■ **Task**
Transcribe the records below in full; pictures stay out of the copy.

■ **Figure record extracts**
+---+

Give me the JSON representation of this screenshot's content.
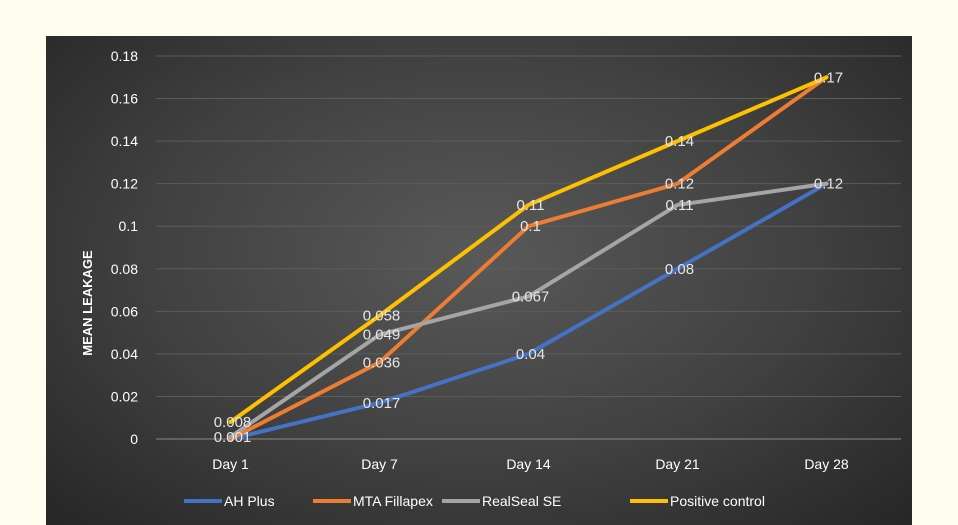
{
  "chart_data": {
    "type": "line",
    "title": "",
    "xlabel": "",
    "ylabel": "MEAN LEAKAGE",
    "categories": [
      "Day 1",
      "Day 7",
      "Day 14",
      "Day 21",
      "Day 28"
    ],
    "y_ticks": [
      "0",
      "0.02",
      "0.04",
      "0.06",
      "0.08",
      "0.1",
      "0.12",
      "0.14",
      "0.16",
      "0.18"
    ],
    "ylim": [
      0,
      0.18
    ],
    "grid": true,
    "legend_position": "bottom",
    "series": [
      {
        "name": "AH Plus",
        "color": "#4472c4",
        "values": [
          0,
          0.017,
          0.04,
          0.08,
          0.12
        ],
        "labels": [
          "",
          "0.017",
          "0.04",
          "0.08",
          "0.12"
        ]
      },
      {
        "name": "MTA Fillapex",
        "color": "#ed7d31",
        "values": [
          0,
          0.036,
          0.1,
          0.12,
          0.17
        ],
        "labels": [
          "",
          "0.036",
          "0.1",
          "0.12",
          "0.17"
        ]
      },
      {
        "name": "RealSeal SE",
        "color": "#a5a5a5",
        "values": [
          0.001,
          0.049,
          0.067,
          0.11,
          0.12
        ],
        "labels": [
          "0.001",
          "0.049",
          "0.067",
          "0.11",
          ""
        ]
      },
      {
        "name": "Positive control",
        "color": "#ffc000",
        "values": [
          0.008,
          0.058,
          0.11,
          0.14,
          0.17
        ],
        "labels": [
          "0.008",
          "0.058",
          "0.11",
          "0.14",
          ""
        ]
      }
    ]
  }
}
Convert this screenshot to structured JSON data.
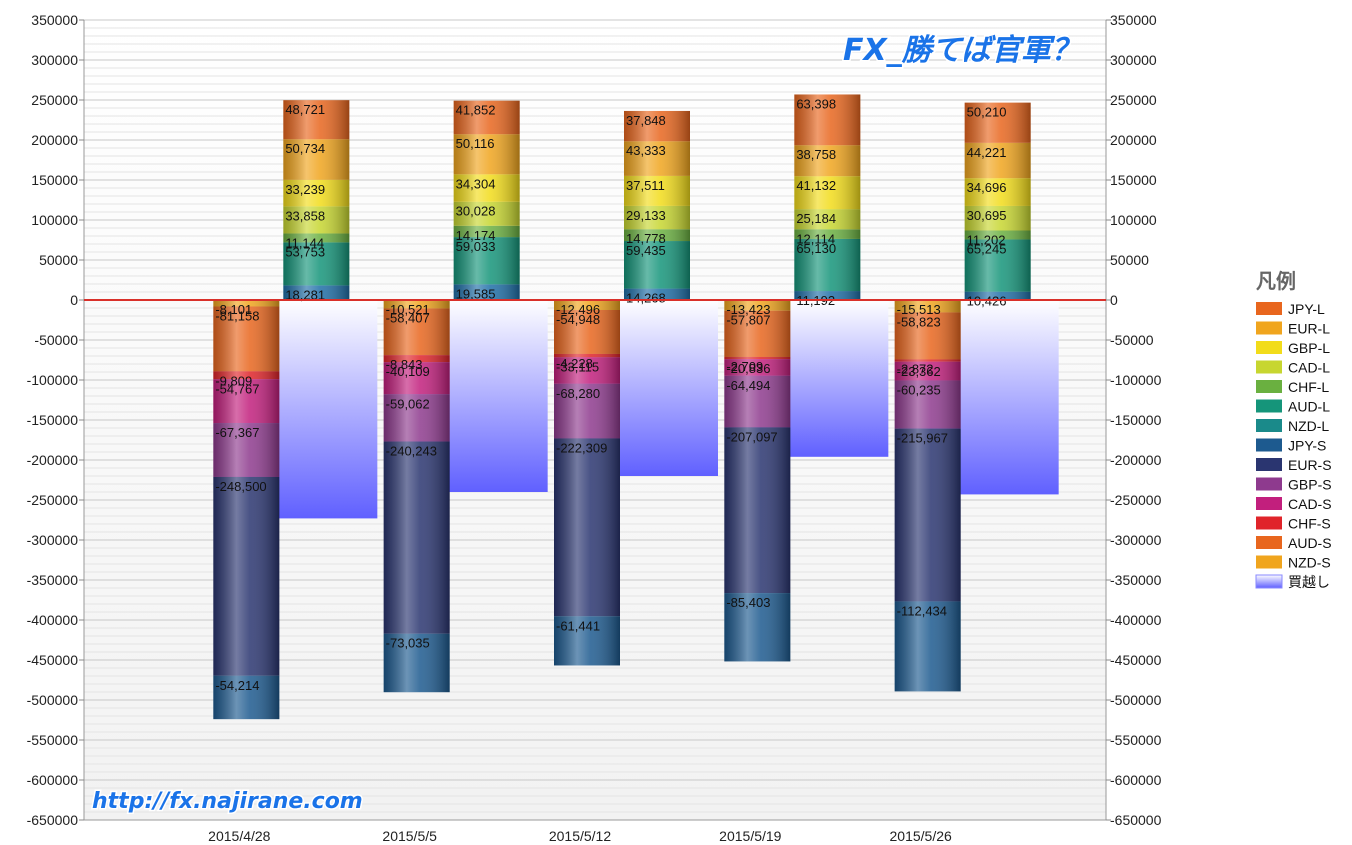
{
  "chart_data": {
    "type": "bar",
    "title": "FX_勝てば官軍？",
    "url_text": "http://fx.najirane.com",
    "categories": [
      "2015/4/28",
      "2015/5/5",
      "2015/5/12",
      "2015/5/19",
      "2015/5/26"
    ],
    "ylim": [
      -650000,
      350000
    ],
    "yticks": [
      350000,
      300000,
      250000,
      200000,
      150000,
      100000,
      50000,
      0,
      -50000,
      -100000,
      -150000,
      -200000,
      -250000,
      -300000,
      -350000,
      -400000,
      -450000,
      -500000,
      -550000,
      -600000,
      -650000
    ],
    "grid": true,
    "stacked": true,
    "legend_position": "right",
    "legend_title": "凡例",
    "legend_note": "買越し",
    "long_series": [
      {
        "name": "NZD-L",
        "color": "#1f6fa8",
        "values": [
          18281,
          19585,
          14268,
          11192,
          10426
        ],
        "labels": [
          "18,281",
          "19,585",
          "14,268",
          "11,192",
          "10,426"
        ]
      },
      {
        "name": "AUD-L",
        "color": "#15957a",
        "values": [
          53753,
          59033,
          59435,
          65130,
          65245
        ],
        "labels": [
          "53,753",
          "59,033",
          "59,435",
          "65,130",
          "65,245"
        ]
      },
      {
        "name": "CHF-L",
        "color": "#6ab040",
        "values": [
          11144,
          14174,
          14778,
          12114,
          11202
        ],
        "labels": [
          "11,144",
          "14,174",
          "14,778",
          "12,114",
          "11,202"
        ]
      },
      {
        "name": "CAD-L",
        "color": "#c7d630",
        "values": [
          33858,
          30028,
          29133,
          25184,
          30695
        ],
        "labels": [
          "33,858",
          "30,028",
          "29,133",
          "25,184",
          "30,695"
        ]
      },
      {
        "name": "GBP-L",
        "color": "#f2dc1a",
        "values": [
          33239,
          34304,
          37511,
          41132,
          34696
        ],
        "labels": [
          "33,239",
          "34,304",
          "37,511",
          "41,132",
          "34,696"
        ]
      },
      {
        "name": "EUR-L",
        "color": "#f0a51e",
        "values": [
          50734,
          50116,
          43333,
          38758,
          44221
        ],
        "labels": [
          "50,734",
          "50,116",
          "43,333",
          "38,758",
          "44,221"
        ]
      },
      {
        "name": "JPY-L",
        "color": "#e8661e",
        "values": [
          48721,
          41852,
          37848,
          63398,
          50210
        ],
        "labels": [
          "48,721",
          "41,852",
          "37,848",
          "63,398",
          "50,210"
        ]
      }
    ],
    "short_series": [
      {
        "name": "NZD-S",
        "color": "#f0a51e",
        "values": [
          -8101,
          -10521,
          -12496,
          -13423,
          -15513
        ],
        "labels": [
          "-8,101",
          "-10,521",
          "-12,496",
          "-13,423",
          "-15,513"
        ]
      },
      {
        "name": "AUD-S",
        "color": "#e8661e",
        "values": [
          -81158,
          -58407,
          -54948,
          -57807,
          -58823
        ],
        "labels": [
          "-81,158",
          "-58,407",
          "-54,948",
          "-57,807",
          "-58,823"
        ]
      },
      {
        "name": "CHF-S",
        "color": "#e0242a",
        "values": [
          -9809,
          -8843,
          -4228,
          -2709,
          -2872
        ],
        "labels": [
          "-9,809",
          "-8,843",
          "-4,228",
          "-2,709",
          "-2,872"
        ]
      },
      {
        "name": "CAD-S",
        "color": "#c21f7d",
        "values": [
          -54767,
          -40109,
          -33115,
          -20836,
          -23362
        ],
        "labels": [
          "-54,767",
          "-40,109",
          "-33,115",
          "-20,836",
          "-23,362"
        ]
      },
      {
        "name": "GBP-S",
        "color": "#8e3a8e",
        "values": [
          -67367,
          -59062,
          -68280,
          -64494,
          -60235
        ],
        "labels": [
          "-67,367",
          "-59,062",
          "-68,280",
          "-64,494",
          "-60,235"
        ]
      },
      {
        "name": "EUR-S",
        "color": "#2a3570",
        "values": [
          -248500,
          -240243,
          -222309,
          -207097,
          -215967
        ],
        "labels": [
          "-248,500",
          "-240,243",
          "-222,309",
          "-207,097",
          "-215,967"
        ]
      },
      {
        "name": "JPY-S",
        "color": "#1d5a8f",
        "values": [
          -54214,
          -73035,
          -61441,
          -85403,
          -112434
        ],
        "labels": [
          "-54,214",
          "-73,035",
          "-61,441",
          "-85,403",
          "-112,434"
        ]
      }
    ],
    "net_series": {
      "name": "買越し",
      "color": "#6666ff",
      "values": [
        -273000,
        -240000,
        -220000,
        -196000,
        -243000
      ]
    },
    "legend_items": [
      {
        "name": "JPY-L",
        "color": "#e8661e"
      },
      {
        "name": "EUR-L",
        "color": "#f0a51e"
      },
      {
        "name": "GBP-L",
        "color": "#f2dc1a"
      },
      {
        "name": "CAD-L",
        "color": "#c7d630"
      },
      {
        "name": "CHF-L",
        "color": "#6ab040"
      },
      {
        "name": "AUD-L",
        "color": "#15957a"
      },
      {
        "name": "NZD-L",
        "color": "#1a8a8a"
      },
      {
        "name": "JPY-S",
        "color": "#1d5a8f"
      },
      {
        "name": "EUR-S",
        "color": "#2a3570"
      },
      {
        "name": "GBP-S",
        "color": "#8e3a8e"
      },
      {
        "name": "CAD-S",
        "color": "#c21f7d"
      },
      {
        "name": "CHF-S",
        "color": "#e0242a"
      },
      {
        "name": "AUD-S",
        "color": "#e8661e"
      },
      {
        "name": "NZD-S",
        "color": "#f0a51e"
      },
      {
        "name": "買越し",
        "color": "#8888ff"
      }
    ]
  }
}
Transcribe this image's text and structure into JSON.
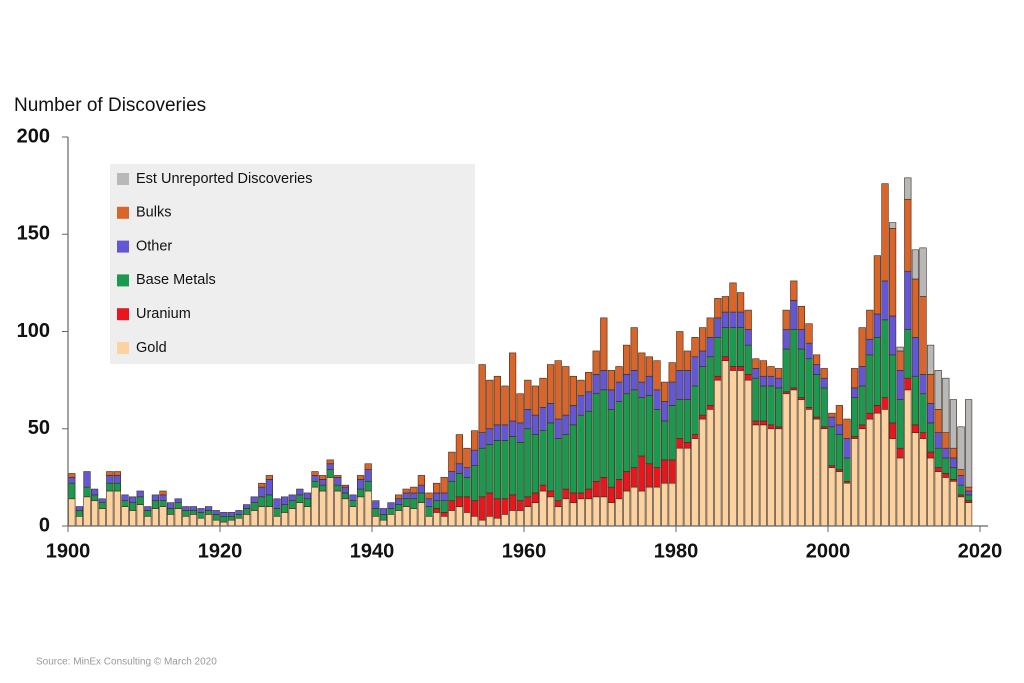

+---+

■ **In response**
Give me the JSON representation of this screenshot's content.
{
  "chart_data": {
    "type": "line",
    "title": "",
    "xlabel": "",
    "ylabel": "MEAN LEAKAGE",
    "categories": [
      "Day 1",
      "Day 7",
      "Day 14",
      "Day 21",
      "Day 28"
    ],
    "y_ticks": [
      "0",
      "0.02",
      "0.04",
      "0.06",
      "0.08",
      "0.1",
      "0.12",
      "0.14",
      "0.16",
      "0.18"
    ],
    "ylim": [
      0,
      0.18
    ],
    "grid": true,
    "legend_position": "bottom",
    "series": [
      {
        "name": "AH Plus",
        "color": "#4472c4",
        "values": [
          0,
          0.017,
          0.04,
          0.08,
          0.12
        ],
        "labels": [
          "",
          "0.017",
          "0.04",
          "0.08",
          "0.12"
        ]
      },
      {
        "name": "MTA Fillapex",
        "color": "#ed7d31",
        "values": [
          0,
          0.036,
          0.1,
          0.12,
          0.17
        ],
        "labels": [
          "",
          "0.036",
          "0.1",
          "0.12",
          "0.17"
        ]
      },
      {
        "name": "RealSeal SE",
        "color": "#a5a5a5",
        "values": [
          0.001,
          0.049,
          0.067,
          0.11,
          0.12
        ],
        "labels": [
          "0.001",
          "0.049",
          "0.067",
          "0.11",
          ""
        ]
      },
      {
        "name": "Positive control",
        "color": "#ffc000",
        "values": [
          0.008,
          0.058,
          0.11,
          0.14,
          0.17
        ],
        "labels": [
          "0.008",
          "0.058",
          "0.11",
          "0.14",
          ""
        ]
      }
    ]
  }
}
Convert this screenshot to structured JSON data.
{
  "chart_data": {
    "type": "bar",
    "title": "FX_勝てば官軍？",
    "url_text": "http://fx.najirane.com",
    "categories": [
      "2015/4/28",
      "2015/5/5",
      "2015/5/12",
      "2015/5/19",
      "2015/5/26"
    ],
    "ylim": [
      -650000,
      350000
    ],
    "yticks": [
      350000,
      300000,
      250000,
      200000,
      150000,
      100000,
      50000,
      0,
      -50000,
      -100000,
      -150000,
      -200000,
      -250000,
      -300000,
      -350000,
      -400000,
      -450000,
      -500000,
      -550000,
      -600000,
      -650000
    ],
    "grid": true,
    "stacked": true,
    "legend_position": "right",
    "legend_title": "凡例",
    "legend_note": "買越し",
    "long_series": [
      {
        "name": "NZD-L",
        "color": "#1f6fa8",
        "values": [
          18281,
          19585,
          14268,
          11192,
          10426
        ],
        "labels": [
          "18,281",
          "19,585",
          "14,268",
          "11,192",
          "10,426"
        ]
      },
      {
        "name": "AUD-L",
        "color": "#15957a",
        "values": [
          53753,
          59033,
          59435,
          65130,
          65245
        ],
        "labels": [
          "53,753",
          "59,033",
          "59,435",
          "65,130",
          "65,245"
        ]
      },
      {
        "name": "CHF-L",
        "color": "#6ab040",
        "values": [
          11144,
          14174,
          14778,
          12114,
          11202
        ],
        "labels": [
          "11,144",
          "14,174",
          "14,778",
          "12,114",
          "11,202"
        ]
      },
      {
        "name": "CAD-L",
        "color": "#c7d630",
        "values": [
          33858,
          30028,
          29133,
          25184,
          30695
        ],
        "labels": [
          "33,858",
          "30,028",
          "29,133",
          "25,184",
          "30,695"
        ]
      },
      {
        "name": "GBP-L",
        "color": "#f2dc1a",
        "values": [
          33239,
          34304,
          37511,
          41132,
          34696
        ],
        "labels": [
          "33,239",
          "34,304",
          "37,511",
          "41,132",
          "34,696"
        ]
      },
      {
        "name": "EUR-L",
        "color": "#f0a51e",
        "values": [
          50734,
          50116,
          43333,
          38758,
          44221
        ],
        "labels": [
          "50,734",
          "50,116",
          "43,333",
          "38,758",
          "44,221"
        ]
      },
      {
        "name": "JPY-L",
        "color": "#e8661e",
        "values": [
          48721,
          41852,
          37848,
          63398,
          50210
        ],
        "labels": [
          "48,721",
          "41,852",
          "37,848",
          "63,398",
          "50,210"
        ]
      }
    ],
    "short_series": [
      {
        "name": "NZD-S",
        "color": "#f0a51e",
        "values": [
          -8101,
          -10521,
          -12496,
          -13423,
          -15513
        ],
        "labels": [
          "-8,101",
          "-10,521",
          "-12,496",
          "-13,423",
          "-15,513"
        ]
      },
      {
        "name": "AUD-S",
        "color": "#e8661e",
        "values": [
          -81158,
          -58407,
          -54948,
          -57807,
          -58823
        ],
        "labels": [
          "-81,158",
          "-58,407",
          "-54,948",
          "-57,807",
          "-58,823"
        ]
      },
      {
        "name": "CHF-S",
        "color": "#e0242a",
        "values": [
          -9809,
          -8843,
          -4228,
          -2709,
          -2872
        ],
        "labels": [
          "-9,809",
          "-8,843",
          "-4,228",
          "-2,709",
          "-2,872"
        ]
      },
      {
        "name": "CAD-S",
        "color": "#c21f7d",
        "values": [
          -54767,
          -40109,
          -33115,
          -20836,
          -23362
        ],
        "labels": [
          "-54,767",
          "-40,109",
          "-33,115",
          "-20,836",
          "-23,362"
        ]
      },
      {
        "name": "GBP-S",
        "color": "#8e3a8e",
        "values": [
          -67367,
          -59062,
          -68280,
          -64494,
          -60235
        ],
        "labels": [
          "-67,367",
          "-59,062",
          "-68,280",
          "-64,494",
          "-60,235"
        ]
      },
      {
        "name": "EUR-S",
        "color": "#2a3570",
        "values": [
          -248500,
          -240243,
          -222309,
          -207097,
          -215967
        ],
        "labels": [
          "-248,500",
          "-240,243",
          "-222,309",
          "-207,097",
          "-215,967"
        ]
      },
      {
        "name": "JPY-S",
        "color": "#1d5a8f",
        "values": [
          -54214,
          -73035,
          -61441,
          -85403,
          -112434
        ],
        "labels": [
          "-54,214",
          "-73,035",
          "-61,441",
          "-85,403",
          "-112,434"
        ]
      }
    ],
    "net_series": {
      "name": "買越し",
      "color": "#6666ff",
      "values": [
        -273000,
        -240000,
        -220000,
        -196000,
        -243000
      ]
    },
    "legend_items": [
      {
        "name": "JPY-L",
        "color": "#e8661e"
      },
      {
        "name": "EUR-L",
        "color": "#f0a51e"
      },
      {
        "name": "GBP-L",
        "color": "#f2dc1a"
      },
      {
        "name": "CAD-L",
        "color": "#c7d630"
      },
      {
        "name": "CHF-L",
        "color": "#6ab040"
      },
      {
        "name": "AUD-L",
        "color": "#15957a"
      },
      {
        "name": "NZD-L",
        "color": "#1a8a8a"
      },
      {
        "name": "JPY-S",
        "color": "#1d5a8f"
      },
      {
        "name": "EUR-S",
        "color": "#2a3570"
      },
      {
        "name": "GBP-S",
        "color": "#8e3a8e"
      },
      {
        "name": "CAD-S",
        "color": "#c21f7d"
      },
      {
        "name": "CHF-S",
        "color": "#e0242a"
      },
      {
        "name": "AUD-S",
        "color": "#e8661e"
      },
      {
        "name": "NZD-S",
        "color": "#f0a51e"
      },
      {
        "name": "買越し",
        "color": "#8888ff"
      }
    ]
  }
}
Transcribe this image's text and structure into JSON.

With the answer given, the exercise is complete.